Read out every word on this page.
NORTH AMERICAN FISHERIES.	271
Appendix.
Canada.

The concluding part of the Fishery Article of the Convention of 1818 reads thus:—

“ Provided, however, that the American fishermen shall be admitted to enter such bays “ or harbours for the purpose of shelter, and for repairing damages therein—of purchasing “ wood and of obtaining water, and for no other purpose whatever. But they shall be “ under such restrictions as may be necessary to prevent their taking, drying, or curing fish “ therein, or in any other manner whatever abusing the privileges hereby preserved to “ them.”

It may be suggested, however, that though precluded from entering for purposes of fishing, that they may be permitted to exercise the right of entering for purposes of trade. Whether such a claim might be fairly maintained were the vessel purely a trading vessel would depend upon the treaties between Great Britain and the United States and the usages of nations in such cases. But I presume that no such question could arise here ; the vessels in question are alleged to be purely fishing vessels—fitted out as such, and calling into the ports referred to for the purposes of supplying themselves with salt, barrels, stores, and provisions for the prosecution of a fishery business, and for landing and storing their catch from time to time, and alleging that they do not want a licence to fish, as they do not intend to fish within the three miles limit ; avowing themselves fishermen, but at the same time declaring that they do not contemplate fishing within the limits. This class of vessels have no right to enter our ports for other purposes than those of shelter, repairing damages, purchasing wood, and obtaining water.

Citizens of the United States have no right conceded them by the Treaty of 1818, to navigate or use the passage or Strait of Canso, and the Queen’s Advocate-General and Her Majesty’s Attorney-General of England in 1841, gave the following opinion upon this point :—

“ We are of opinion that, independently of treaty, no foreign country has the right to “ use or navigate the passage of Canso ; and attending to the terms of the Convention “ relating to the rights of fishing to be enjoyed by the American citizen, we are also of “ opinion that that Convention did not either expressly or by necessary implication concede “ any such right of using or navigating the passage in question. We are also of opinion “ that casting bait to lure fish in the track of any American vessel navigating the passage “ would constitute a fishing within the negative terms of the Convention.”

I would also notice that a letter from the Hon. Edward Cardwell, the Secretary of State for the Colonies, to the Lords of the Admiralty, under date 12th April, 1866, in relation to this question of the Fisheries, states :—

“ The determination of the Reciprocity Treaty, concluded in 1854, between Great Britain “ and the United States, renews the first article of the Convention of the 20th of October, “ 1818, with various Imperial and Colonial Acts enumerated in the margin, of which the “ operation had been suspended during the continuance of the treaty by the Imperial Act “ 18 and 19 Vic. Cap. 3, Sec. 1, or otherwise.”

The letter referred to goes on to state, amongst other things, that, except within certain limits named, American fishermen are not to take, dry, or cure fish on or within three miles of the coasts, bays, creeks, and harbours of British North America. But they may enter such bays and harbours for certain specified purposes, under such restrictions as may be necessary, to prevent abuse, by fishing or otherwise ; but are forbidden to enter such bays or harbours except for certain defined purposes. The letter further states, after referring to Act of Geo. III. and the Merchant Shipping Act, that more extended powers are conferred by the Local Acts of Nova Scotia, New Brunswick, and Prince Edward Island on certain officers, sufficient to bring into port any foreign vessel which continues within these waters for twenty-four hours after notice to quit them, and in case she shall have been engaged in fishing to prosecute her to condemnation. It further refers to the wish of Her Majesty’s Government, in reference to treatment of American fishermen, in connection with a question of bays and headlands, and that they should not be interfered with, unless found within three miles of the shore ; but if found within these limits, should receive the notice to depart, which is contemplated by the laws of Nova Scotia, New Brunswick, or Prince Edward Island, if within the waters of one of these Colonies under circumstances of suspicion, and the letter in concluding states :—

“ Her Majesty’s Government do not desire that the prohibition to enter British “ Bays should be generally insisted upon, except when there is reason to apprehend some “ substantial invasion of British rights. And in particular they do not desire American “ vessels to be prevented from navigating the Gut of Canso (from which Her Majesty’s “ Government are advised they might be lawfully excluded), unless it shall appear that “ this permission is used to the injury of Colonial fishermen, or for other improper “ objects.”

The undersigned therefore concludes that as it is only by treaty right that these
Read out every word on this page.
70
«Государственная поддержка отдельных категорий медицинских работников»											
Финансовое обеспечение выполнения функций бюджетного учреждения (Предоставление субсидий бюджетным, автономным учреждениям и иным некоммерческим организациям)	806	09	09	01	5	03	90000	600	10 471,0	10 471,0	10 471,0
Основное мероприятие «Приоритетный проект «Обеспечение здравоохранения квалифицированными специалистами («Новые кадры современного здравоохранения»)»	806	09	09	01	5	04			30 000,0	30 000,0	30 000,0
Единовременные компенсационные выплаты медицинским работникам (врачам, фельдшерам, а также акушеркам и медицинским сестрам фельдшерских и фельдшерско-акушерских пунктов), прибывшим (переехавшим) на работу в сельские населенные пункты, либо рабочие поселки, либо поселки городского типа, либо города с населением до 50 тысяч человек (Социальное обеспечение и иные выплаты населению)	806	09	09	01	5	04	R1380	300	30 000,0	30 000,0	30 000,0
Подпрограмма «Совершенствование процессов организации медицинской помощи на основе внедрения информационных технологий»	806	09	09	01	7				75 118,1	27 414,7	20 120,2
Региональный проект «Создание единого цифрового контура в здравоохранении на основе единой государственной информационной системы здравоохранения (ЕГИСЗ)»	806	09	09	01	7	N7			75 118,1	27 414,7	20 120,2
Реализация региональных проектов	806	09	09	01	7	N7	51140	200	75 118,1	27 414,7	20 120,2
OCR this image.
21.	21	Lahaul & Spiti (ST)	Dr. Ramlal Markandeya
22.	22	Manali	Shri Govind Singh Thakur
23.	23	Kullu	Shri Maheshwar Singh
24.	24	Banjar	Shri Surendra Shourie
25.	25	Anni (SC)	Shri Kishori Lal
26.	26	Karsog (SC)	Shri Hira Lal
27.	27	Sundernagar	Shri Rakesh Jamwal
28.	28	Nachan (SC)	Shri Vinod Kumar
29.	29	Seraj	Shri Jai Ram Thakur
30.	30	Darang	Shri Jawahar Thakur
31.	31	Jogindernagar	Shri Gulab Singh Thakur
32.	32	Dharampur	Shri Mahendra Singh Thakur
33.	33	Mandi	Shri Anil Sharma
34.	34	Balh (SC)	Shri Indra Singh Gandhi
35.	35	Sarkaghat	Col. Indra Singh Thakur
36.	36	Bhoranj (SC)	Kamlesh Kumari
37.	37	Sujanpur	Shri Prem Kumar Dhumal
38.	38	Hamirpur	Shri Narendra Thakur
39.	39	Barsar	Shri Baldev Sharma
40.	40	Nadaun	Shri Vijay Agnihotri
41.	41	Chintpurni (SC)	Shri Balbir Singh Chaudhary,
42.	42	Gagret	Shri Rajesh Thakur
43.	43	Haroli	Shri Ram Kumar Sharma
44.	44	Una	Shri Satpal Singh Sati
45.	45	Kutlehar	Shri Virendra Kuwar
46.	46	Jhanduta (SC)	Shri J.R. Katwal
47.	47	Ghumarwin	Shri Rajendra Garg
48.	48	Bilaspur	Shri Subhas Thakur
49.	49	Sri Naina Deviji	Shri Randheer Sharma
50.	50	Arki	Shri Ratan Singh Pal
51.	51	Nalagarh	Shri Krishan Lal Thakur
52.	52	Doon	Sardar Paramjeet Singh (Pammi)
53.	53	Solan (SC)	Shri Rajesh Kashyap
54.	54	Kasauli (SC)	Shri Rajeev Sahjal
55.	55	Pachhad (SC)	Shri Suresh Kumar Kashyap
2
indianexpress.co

= = =

* _Written problem_
What is the number of lines above that contain the string "damages"? Answer with the number alone.

* _Completed exercise_
2